### PROBLEM TO WORK ON
Locate each line of the material that contains "this", then return it.

### PROVIDED RECORDS

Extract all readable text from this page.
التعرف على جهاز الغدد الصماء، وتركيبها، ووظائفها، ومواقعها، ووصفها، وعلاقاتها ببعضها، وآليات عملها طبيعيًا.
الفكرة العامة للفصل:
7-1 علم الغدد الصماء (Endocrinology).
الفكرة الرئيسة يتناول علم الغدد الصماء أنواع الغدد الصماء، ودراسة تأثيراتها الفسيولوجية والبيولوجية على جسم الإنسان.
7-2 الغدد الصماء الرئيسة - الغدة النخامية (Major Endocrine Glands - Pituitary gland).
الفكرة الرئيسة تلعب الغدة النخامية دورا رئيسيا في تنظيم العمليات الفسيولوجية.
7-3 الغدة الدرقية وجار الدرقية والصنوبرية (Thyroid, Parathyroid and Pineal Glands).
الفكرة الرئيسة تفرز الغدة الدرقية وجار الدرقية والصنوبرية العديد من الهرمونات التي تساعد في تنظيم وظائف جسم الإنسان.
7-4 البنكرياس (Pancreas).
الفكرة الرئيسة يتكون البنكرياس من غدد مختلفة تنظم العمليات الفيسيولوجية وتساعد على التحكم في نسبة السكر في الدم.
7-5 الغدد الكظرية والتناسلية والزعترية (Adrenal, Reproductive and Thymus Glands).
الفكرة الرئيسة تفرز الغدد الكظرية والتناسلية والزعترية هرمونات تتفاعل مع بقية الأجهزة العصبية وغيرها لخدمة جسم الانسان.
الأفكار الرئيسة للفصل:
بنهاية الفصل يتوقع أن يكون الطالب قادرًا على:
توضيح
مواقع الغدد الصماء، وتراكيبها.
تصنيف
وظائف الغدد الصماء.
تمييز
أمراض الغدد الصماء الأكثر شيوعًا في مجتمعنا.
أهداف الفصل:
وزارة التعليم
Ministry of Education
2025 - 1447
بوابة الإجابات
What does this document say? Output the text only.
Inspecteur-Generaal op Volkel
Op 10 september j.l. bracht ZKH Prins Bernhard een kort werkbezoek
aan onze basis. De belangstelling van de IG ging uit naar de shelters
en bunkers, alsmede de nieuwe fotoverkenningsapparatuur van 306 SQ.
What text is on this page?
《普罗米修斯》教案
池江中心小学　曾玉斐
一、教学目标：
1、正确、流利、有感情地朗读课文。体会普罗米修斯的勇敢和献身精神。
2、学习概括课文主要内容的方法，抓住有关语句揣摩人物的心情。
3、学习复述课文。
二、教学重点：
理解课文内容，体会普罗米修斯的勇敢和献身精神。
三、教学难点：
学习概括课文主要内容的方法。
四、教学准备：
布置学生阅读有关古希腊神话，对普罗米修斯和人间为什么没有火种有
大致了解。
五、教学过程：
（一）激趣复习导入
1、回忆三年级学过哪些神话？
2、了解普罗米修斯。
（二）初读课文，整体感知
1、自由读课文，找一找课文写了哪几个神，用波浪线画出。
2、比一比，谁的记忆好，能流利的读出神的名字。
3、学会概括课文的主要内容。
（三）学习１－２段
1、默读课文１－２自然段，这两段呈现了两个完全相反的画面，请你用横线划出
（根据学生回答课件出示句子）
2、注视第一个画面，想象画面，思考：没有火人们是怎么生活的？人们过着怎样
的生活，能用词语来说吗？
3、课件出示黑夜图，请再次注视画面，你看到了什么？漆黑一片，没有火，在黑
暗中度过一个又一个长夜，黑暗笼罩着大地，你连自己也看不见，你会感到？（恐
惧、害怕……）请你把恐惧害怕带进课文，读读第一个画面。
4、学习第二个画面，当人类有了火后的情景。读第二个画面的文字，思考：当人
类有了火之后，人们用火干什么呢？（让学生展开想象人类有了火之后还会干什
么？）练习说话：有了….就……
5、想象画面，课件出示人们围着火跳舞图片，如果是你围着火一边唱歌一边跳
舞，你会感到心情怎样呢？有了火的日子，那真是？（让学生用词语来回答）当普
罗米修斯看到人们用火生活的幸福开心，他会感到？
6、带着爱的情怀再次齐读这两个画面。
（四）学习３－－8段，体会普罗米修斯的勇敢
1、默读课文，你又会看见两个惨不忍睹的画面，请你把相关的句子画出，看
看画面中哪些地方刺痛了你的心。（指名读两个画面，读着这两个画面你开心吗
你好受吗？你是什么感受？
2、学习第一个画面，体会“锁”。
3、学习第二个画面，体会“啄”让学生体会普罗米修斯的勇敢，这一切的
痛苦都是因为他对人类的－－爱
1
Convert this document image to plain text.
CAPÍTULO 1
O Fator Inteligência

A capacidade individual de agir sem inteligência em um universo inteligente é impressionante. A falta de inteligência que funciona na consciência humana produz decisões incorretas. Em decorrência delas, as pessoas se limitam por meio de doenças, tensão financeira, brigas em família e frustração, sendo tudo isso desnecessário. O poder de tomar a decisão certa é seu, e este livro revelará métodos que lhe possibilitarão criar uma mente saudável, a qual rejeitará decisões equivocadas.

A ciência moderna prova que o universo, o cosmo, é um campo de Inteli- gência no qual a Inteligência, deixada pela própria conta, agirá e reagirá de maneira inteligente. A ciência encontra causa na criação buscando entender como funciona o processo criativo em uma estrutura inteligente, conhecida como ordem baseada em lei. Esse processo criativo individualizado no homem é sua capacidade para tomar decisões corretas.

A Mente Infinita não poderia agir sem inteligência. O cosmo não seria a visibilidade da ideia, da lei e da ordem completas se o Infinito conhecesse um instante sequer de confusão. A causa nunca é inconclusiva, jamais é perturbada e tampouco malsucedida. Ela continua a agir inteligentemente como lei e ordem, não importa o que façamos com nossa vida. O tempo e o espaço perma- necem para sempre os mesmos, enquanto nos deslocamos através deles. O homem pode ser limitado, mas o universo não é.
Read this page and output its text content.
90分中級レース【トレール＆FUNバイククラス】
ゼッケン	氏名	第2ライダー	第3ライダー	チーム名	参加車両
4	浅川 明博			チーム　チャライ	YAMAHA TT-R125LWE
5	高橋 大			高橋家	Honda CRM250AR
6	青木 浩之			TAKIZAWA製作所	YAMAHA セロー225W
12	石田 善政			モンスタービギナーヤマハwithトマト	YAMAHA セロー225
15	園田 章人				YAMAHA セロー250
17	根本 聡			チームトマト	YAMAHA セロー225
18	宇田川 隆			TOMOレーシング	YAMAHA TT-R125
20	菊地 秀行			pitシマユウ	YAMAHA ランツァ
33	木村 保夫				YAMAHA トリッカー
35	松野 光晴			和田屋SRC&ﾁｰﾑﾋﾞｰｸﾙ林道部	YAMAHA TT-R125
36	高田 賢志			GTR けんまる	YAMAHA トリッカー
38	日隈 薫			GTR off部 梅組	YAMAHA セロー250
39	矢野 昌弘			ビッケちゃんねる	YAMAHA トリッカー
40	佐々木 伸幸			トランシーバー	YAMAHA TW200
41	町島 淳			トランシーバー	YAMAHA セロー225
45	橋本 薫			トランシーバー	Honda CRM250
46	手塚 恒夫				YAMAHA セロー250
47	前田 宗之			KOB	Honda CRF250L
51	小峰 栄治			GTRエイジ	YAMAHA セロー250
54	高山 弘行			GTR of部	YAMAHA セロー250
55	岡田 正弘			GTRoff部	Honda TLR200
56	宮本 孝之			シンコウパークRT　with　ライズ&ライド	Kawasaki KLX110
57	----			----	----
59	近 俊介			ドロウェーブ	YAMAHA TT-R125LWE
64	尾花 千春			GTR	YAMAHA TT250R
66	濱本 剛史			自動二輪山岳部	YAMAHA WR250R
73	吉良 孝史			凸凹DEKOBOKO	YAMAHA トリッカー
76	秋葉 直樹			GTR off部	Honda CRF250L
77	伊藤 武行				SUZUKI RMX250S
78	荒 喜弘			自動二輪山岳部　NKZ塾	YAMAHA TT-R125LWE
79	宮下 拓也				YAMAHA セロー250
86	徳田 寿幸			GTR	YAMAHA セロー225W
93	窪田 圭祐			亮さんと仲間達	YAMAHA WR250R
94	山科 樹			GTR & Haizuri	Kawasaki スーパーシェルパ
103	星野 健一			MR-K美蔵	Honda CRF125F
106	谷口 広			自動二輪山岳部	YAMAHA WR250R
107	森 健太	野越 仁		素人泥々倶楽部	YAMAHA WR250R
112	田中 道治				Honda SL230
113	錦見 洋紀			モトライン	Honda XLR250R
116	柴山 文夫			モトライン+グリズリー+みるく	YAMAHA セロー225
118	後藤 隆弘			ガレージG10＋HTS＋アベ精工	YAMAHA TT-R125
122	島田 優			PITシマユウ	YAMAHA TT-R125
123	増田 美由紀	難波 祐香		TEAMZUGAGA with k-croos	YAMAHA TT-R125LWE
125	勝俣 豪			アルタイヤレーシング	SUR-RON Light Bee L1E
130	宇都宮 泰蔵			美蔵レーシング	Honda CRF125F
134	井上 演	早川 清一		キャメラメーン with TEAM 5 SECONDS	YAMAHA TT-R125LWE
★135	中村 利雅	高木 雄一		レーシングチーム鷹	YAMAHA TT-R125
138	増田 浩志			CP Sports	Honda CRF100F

### PROBLEM SOLUTION
Extract all readable text from this page.
What does this document say? Output the text only.
What text is on this page?
Convert this document image to plain text.
Read this page and output its text content.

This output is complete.